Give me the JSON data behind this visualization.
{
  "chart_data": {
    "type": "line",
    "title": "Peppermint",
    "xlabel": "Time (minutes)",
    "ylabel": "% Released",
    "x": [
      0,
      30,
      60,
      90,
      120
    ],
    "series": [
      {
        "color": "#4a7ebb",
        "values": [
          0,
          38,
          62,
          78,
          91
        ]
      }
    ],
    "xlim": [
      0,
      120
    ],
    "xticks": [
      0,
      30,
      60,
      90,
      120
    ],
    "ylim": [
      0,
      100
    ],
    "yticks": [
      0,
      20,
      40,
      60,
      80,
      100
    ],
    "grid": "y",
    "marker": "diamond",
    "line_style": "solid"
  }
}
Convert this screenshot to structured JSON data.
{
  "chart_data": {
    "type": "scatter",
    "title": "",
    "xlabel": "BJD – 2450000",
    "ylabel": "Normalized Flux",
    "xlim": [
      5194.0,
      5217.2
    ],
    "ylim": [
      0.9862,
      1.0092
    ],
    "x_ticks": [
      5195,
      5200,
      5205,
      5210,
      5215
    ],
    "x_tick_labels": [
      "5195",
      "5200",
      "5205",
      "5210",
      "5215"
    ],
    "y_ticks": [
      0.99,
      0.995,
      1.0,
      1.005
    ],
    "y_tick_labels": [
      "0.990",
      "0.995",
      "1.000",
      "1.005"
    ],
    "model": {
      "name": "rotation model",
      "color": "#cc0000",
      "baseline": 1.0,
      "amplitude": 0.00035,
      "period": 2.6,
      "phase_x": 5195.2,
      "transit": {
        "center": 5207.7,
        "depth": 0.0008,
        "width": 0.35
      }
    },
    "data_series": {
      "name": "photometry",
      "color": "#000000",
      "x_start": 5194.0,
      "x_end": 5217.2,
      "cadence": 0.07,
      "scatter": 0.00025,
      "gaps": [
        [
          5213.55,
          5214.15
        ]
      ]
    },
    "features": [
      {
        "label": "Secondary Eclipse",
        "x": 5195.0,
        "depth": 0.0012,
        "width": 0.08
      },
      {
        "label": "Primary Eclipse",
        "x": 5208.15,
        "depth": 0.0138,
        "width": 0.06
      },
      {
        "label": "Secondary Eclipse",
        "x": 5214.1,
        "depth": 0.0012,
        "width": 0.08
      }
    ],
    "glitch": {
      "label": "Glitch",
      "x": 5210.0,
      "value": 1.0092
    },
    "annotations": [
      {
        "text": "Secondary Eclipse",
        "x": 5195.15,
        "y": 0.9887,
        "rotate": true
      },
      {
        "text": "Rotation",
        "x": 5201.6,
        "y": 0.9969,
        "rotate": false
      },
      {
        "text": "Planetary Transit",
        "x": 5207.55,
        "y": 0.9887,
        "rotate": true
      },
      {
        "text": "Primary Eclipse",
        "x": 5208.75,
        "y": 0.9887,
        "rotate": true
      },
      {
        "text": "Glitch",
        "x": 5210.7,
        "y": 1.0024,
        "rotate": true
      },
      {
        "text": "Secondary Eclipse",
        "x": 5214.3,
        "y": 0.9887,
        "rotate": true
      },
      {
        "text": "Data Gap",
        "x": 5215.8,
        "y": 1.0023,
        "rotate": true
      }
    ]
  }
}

++++

§ TO DO
Pick out all lines from the data above in which the word "Primary" appears.

§ ANSWER TO THE PROBLEM
        "label": "Primary Eclipse",
        "text": "Primary Eclipse",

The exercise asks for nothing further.